The records ->
——————————
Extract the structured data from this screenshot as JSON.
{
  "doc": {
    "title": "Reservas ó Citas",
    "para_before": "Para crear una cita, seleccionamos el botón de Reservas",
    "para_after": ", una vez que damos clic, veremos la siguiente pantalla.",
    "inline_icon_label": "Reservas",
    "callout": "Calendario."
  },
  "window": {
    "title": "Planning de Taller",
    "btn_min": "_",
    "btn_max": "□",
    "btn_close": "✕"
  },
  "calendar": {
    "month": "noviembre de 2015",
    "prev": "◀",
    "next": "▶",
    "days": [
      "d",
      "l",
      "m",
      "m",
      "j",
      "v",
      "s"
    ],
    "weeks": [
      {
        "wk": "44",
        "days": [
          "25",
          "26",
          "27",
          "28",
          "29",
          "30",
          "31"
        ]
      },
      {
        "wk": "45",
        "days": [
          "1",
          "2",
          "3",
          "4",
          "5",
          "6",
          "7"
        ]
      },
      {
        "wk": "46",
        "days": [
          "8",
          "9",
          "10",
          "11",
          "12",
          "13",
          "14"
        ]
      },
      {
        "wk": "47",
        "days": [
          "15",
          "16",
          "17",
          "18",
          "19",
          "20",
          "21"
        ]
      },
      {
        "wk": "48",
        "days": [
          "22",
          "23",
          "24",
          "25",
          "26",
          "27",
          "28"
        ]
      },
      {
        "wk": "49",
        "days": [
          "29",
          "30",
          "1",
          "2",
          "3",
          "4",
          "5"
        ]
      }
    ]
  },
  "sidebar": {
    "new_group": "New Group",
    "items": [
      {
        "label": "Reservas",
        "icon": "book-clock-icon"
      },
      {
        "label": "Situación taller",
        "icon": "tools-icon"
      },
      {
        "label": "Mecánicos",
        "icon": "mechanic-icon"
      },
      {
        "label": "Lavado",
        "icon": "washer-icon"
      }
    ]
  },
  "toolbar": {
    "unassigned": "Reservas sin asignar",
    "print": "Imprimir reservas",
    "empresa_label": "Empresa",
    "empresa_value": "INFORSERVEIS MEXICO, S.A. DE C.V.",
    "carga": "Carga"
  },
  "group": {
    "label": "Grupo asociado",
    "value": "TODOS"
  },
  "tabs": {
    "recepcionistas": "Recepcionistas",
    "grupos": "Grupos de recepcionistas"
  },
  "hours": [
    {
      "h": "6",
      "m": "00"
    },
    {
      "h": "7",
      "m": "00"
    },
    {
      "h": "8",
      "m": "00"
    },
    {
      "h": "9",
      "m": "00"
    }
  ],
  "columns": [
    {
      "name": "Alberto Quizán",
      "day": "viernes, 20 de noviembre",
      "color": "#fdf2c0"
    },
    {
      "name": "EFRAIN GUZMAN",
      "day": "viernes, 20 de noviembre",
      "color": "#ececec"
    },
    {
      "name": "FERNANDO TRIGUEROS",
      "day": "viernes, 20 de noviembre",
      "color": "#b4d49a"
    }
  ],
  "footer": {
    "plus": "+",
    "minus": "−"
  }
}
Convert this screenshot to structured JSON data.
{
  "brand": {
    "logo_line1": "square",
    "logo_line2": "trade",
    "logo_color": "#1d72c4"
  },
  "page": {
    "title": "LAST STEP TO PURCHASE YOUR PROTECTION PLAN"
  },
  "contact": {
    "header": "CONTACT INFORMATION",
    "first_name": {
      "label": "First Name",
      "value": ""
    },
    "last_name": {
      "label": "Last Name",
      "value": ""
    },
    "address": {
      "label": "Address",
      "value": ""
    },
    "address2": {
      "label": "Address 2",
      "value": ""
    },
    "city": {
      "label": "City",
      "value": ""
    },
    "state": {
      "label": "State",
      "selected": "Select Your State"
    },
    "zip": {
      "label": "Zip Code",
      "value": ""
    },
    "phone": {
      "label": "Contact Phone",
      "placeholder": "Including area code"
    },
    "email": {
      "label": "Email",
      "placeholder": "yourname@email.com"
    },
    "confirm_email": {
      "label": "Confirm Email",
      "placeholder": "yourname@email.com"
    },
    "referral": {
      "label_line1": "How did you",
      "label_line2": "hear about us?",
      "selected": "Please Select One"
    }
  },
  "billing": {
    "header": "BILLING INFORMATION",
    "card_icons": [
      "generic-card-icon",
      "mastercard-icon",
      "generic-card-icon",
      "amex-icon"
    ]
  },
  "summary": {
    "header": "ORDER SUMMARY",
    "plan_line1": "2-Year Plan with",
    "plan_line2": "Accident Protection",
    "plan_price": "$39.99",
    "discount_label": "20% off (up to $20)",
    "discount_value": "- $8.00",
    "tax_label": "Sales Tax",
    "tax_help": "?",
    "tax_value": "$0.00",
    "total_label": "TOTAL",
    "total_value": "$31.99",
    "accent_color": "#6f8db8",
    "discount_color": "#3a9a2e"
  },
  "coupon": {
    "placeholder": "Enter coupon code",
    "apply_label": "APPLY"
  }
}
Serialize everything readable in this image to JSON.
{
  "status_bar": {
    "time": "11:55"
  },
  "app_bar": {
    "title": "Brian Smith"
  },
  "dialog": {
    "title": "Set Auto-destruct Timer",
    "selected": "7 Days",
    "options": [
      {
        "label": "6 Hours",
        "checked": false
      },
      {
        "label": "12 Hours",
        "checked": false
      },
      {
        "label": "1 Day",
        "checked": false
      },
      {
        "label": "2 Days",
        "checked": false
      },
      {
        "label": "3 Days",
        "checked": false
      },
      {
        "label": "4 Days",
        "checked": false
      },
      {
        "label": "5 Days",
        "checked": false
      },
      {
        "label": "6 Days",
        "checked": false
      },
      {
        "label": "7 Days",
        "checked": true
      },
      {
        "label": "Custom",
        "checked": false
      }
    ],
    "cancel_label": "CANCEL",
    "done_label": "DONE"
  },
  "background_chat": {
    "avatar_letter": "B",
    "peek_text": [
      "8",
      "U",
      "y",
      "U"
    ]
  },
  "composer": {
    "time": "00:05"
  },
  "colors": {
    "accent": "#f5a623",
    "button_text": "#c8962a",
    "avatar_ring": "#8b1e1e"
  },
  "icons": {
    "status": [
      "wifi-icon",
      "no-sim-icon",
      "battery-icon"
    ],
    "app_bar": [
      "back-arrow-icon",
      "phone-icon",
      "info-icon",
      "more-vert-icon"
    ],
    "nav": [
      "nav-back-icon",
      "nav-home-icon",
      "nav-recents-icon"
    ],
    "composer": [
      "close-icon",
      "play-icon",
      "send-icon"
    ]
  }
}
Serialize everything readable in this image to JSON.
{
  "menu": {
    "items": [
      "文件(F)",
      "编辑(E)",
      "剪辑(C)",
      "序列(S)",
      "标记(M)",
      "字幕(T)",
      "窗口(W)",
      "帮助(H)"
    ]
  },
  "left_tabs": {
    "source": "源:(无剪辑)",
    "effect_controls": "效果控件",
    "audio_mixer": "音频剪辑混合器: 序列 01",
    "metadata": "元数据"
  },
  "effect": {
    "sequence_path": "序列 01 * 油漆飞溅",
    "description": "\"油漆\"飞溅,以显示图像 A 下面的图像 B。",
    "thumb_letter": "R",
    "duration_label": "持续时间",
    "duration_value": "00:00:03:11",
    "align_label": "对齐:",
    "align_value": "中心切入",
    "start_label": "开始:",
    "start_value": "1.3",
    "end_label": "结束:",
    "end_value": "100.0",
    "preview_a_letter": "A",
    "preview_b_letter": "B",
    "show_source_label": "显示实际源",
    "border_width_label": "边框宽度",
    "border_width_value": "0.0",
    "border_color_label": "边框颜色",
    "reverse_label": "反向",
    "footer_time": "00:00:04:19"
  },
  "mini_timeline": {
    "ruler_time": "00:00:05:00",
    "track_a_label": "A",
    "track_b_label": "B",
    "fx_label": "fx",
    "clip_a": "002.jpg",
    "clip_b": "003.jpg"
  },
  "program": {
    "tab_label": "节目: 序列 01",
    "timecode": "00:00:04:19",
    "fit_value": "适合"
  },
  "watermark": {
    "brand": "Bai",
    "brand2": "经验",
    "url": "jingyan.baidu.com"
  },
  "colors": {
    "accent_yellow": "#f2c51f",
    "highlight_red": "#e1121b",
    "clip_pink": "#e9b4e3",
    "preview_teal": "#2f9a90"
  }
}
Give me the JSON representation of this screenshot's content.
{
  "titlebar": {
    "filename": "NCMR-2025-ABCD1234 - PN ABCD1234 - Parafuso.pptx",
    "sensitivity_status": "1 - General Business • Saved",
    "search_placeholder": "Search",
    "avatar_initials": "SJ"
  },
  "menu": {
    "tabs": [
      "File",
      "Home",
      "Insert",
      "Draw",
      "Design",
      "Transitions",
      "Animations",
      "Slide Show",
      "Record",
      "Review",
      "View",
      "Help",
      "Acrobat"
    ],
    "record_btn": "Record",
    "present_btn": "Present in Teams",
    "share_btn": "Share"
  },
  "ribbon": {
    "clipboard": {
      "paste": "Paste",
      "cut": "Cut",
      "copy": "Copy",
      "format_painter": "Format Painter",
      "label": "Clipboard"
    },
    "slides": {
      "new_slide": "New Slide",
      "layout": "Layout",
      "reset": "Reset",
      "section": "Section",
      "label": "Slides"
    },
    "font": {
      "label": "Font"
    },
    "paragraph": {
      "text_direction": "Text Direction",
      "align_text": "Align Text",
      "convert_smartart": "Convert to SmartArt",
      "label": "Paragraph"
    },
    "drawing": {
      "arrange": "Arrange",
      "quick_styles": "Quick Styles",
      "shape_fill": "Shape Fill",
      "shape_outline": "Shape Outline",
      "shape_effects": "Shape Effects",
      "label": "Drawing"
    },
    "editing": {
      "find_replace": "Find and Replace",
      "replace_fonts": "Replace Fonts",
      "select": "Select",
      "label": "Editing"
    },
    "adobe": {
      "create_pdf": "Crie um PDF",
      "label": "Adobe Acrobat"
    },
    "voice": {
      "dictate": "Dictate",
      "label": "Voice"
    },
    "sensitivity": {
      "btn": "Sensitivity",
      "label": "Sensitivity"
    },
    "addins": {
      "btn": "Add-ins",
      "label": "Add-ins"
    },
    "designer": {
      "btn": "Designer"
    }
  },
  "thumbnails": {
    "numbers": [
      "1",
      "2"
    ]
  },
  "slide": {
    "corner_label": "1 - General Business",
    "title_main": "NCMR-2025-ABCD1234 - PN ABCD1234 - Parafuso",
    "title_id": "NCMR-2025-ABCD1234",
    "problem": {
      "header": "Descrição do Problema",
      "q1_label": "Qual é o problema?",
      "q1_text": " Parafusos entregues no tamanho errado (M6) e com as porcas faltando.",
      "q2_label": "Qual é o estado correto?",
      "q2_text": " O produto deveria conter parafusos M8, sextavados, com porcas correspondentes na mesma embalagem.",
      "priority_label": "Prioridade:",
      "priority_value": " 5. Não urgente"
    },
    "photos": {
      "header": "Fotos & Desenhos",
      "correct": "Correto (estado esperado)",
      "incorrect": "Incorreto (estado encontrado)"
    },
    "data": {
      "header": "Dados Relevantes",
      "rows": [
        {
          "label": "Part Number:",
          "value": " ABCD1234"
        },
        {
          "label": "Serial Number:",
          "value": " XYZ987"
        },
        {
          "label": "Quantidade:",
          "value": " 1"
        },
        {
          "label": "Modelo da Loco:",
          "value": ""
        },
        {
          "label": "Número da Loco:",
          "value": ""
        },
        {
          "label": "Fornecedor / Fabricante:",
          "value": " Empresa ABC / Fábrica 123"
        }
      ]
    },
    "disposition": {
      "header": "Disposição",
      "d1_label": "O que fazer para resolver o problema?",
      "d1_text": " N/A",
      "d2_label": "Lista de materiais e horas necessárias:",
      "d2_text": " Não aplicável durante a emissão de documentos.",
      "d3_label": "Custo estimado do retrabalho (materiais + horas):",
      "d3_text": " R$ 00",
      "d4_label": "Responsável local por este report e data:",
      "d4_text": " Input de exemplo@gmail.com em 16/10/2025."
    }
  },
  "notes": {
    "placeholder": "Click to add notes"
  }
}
——————————
Brief ->
Gather each line of the listing containing the word "materiais" and show it.

Written response ->
      "d2_label": "Lista de materiais e horas necessárias:",
      "d3_label": "Custo estimado do retrabalho (materiais + horas):",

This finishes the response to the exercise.